# Short problem
Count every line that has the word "runtime" in it; give no more than the number.

# Data listing
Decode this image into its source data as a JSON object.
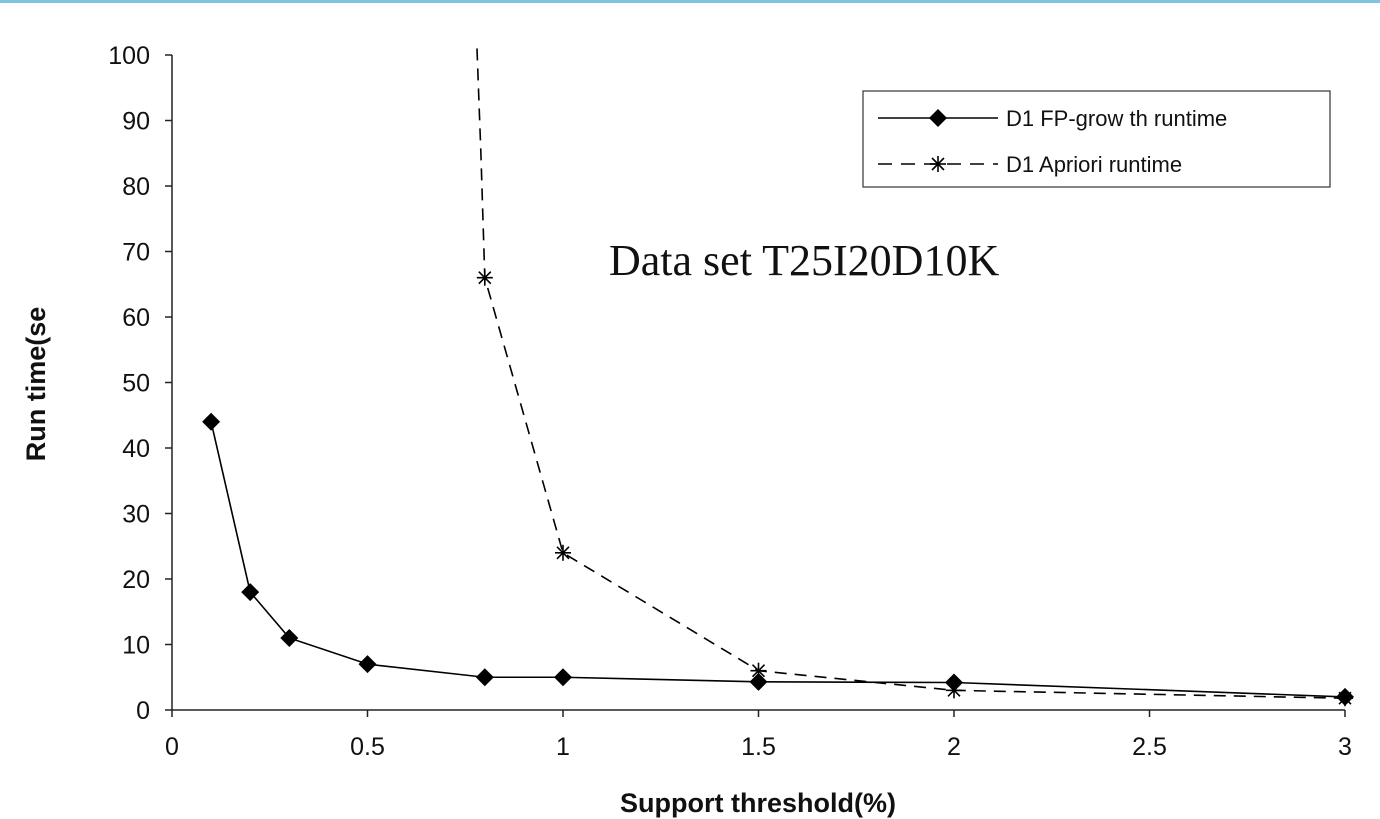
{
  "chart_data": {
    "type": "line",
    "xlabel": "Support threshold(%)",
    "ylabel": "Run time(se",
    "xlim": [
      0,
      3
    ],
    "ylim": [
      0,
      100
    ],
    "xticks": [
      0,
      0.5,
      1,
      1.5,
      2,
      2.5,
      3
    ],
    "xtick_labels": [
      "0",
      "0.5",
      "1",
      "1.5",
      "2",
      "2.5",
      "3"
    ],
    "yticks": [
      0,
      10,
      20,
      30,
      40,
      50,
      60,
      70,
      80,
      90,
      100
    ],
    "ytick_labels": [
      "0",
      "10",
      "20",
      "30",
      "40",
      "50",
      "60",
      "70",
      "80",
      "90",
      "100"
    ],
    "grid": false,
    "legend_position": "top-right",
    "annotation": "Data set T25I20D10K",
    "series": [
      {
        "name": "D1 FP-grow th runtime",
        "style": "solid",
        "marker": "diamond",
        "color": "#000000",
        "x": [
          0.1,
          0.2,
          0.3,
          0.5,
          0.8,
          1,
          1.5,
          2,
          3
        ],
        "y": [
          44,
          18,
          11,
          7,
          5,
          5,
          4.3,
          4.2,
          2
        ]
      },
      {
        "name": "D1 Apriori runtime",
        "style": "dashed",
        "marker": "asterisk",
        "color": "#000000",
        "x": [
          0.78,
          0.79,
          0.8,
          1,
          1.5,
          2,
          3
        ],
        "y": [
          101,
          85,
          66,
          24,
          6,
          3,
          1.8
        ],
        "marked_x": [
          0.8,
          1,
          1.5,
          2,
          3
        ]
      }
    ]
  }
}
--
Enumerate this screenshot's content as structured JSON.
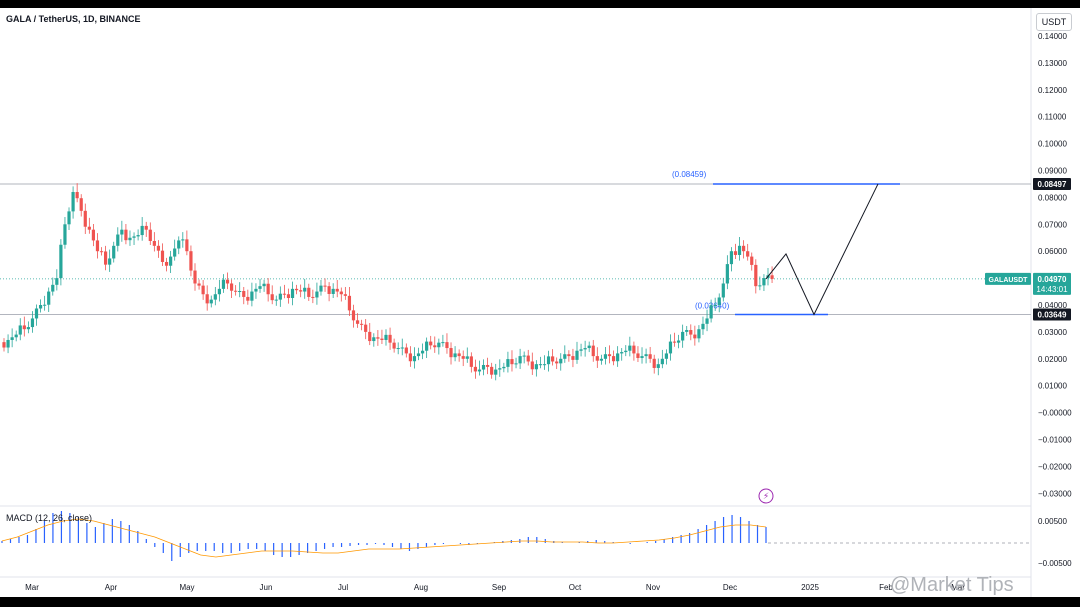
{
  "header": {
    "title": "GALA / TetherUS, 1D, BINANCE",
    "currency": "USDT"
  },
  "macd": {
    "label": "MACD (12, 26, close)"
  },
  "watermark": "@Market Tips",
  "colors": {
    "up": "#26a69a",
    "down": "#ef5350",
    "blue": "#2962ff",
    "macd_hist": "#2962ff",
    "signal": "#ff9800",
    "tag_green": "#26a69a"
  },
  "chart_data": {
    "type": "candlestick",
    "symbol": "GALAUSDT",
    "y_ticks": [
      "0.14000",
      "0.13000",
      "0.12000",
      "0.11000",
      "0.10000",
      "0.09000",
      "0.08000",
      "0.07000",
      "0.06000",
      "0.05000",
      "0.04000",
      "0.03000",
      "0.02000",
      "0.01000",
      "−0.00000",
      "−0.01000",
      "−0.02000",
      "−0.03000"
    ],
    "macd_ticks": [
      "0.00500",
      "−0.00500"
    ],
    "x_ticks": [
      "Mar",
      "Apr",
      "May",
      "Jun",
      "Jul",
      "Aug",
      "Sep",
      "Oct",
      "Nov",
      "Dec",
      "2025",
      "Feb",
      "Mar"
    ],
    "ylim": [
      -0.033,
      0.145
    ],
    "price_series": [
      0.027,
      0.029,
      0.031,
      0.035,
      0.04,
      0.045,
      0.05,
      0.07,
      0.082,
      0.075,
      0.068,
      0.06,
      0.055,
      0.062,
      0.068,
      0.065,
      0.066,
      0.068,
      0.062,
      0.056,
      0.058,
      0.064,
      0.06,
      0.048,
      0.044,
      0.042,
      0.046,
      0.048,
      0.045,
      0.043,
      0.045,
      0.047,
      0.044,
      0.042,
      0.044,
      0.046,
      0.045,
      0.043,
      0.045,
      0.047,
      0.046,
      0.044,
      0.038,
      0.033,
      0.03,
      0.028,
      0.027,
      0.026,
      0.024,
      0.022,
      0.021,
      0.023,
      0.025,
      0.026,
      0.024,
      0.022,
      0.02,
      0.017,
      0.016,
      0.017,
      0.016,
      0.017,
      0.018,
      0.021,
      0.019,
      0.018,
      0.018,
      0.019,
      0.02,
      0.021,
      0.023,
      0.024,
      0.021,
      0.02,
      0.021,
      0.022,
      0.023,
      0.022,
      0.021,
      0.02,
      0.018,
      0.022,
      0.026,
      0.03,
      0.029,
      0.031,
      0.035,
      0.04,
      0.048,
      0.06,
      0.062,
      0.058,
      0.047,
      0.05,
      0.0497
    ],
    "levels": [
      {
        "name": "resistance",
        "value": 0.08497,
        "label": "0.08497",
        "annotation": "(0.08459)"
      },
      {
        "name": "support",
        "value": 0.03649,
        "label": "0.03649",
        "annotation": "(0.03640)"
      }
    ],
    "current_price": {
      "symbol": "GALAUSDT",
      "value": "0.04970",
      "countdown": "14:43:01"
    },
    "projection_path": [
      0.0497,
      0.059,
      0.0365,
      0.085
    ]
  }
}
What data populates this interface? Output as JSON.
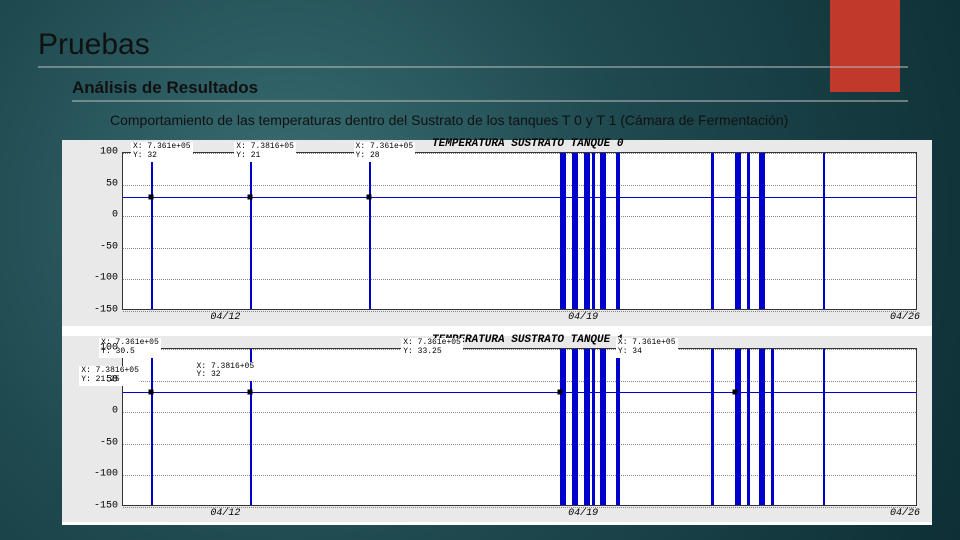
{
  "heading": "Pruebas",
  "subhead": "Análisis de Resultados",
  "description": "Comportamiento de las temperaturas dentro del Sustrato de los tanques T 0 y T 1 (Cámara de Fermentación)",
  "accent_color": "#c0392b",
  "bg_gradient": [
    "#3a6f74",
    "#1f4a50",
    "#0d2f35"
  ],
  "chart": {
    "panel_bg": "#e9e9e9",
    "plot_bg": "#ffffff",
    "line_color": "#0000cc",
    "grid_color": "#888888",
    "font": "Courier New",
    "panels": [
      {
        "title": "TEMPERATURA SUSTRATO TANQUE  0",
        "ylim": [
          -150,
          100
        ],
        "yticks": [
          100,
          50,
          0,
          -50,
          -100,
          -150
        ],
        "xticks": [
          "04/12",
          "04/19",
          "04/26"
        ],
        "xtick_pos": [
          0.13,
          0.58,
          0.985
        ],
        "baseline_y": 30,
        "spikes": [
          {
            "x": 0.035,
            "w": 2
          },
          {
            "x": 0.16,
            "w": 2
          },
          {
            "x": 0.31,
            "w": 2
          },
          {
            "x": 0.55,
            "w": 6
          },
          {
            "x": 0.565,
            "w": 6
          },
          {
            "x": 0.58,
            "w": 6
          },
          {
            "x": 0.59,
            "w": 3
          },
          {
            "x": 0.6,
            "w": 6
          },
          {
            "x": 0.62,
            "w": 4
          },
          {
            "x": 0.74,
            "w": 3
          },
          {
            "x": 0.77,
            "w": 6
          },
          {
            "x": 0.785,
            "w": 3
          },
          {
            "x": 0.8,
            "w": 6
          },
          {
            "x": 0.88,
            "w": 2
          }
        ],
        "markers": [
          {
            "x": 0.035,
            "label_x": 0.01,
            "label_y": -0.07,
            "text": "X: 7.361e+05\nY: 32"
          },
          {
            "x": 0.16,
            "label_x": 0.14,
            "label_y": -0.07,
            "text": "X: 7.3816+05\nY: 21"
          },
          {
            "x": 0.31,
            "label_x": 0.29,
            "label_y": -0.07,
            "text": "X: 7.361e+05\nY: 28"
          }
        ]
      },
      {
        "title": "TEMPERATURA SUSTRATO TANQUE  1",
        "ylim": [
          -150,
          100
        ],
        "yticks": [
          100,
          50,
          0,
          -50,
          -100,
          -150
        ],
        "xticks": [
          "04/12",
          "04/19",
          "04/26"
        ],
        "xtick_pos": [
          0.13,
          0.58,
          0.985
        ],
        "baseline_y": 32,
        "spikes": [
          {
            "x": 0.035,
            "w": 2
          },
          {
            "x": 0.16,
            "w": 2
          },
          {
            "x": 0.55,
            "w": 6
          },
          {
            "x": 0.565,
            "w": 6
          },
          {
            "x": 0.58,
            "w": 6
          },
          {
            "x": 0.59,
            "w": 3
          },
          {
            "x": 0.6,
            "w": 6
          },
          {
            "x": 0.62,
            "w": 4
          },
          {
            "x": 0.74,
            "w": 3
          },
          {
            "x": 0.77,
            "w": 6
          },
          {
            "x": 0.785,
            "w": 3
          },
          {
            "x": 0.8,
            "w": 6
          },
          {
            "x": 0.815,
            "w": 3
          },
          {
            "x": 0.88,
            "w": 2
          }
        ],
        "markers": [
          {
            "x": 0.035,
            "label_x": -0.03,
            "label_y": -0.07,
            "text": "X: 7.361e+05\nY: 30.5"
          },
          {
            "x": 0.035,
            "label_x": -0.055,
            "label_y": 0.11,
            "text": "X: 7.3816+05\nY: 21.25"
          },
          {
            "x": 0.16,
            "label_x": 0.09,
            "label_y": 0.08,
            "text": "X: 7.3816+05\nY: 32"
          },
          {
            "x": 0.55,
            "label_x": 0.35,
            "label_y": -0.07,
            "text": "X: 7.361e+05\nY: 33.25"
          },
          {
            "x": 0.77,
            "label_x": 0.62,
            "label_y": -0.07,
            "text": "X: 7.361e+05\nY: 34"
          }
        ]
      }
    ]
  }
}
==
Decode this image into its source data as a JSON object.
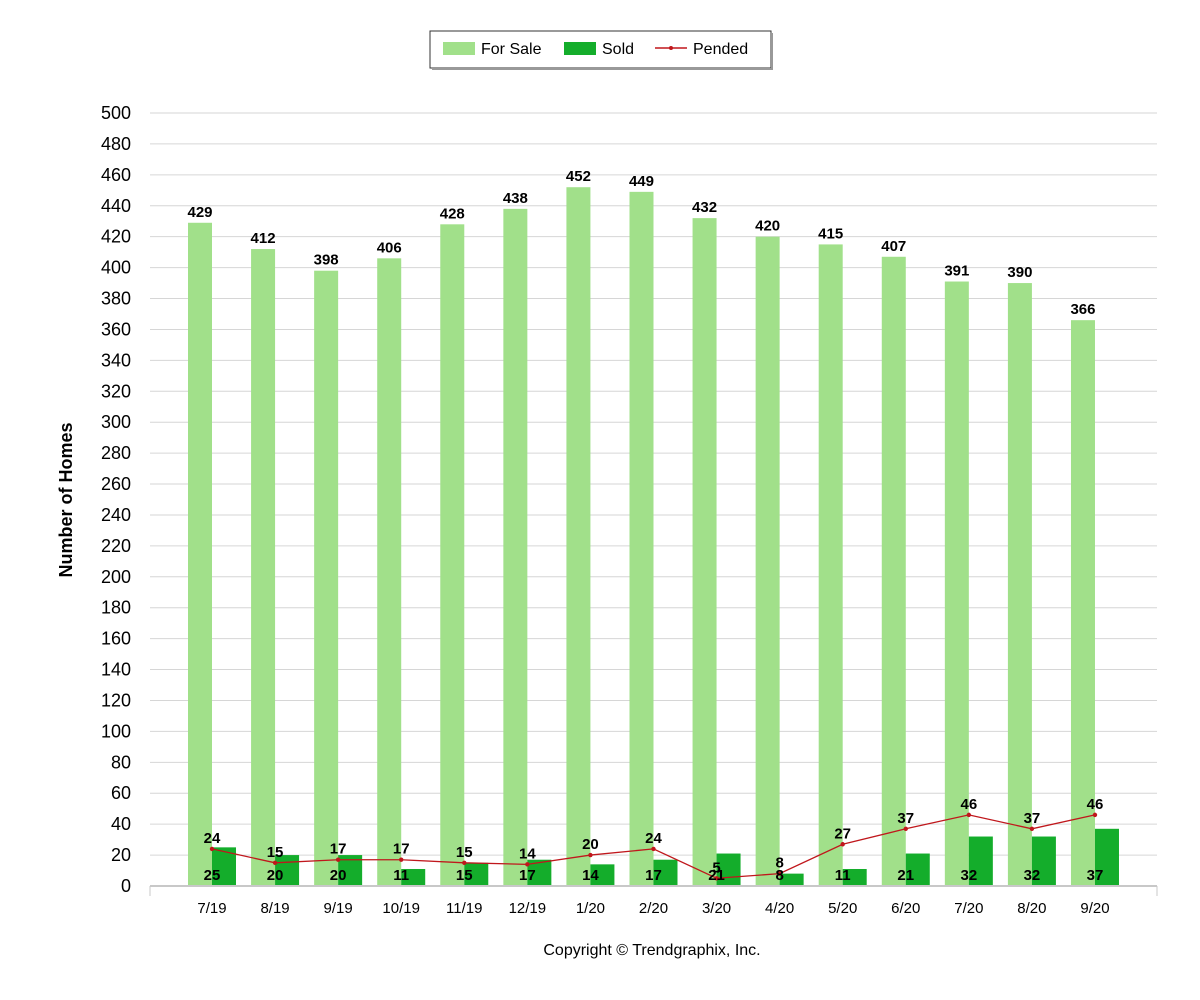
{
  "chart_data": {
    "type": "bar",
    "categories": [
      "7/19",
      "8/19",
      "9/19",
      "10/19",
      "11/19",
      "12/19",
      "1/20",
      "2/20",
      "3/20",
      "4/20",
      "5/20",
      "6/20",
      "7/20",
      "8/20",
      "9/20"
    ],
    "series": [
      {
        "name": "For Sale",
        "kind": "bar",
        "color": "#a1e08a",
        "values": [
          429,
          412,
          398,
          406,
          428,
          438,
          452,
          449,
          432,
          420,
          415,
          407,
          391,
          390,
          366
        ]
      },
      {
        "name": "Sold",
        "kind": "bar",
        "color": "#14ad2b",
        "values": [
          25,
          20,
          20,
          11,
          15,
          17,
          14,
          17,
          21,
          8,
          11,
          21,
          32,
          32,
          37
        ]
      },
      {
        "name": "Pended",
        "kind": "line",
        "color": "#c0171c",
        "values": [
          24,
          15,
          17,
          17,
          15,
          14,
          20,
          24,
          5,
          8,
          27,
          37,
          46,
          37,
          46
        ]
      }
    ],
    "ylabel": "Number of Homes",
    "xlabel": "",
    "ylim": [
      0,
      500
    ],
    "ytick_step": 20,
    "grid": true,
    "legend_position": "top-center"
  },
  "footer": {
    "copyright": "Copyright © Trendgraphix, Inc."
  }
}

# Solution for this problem
2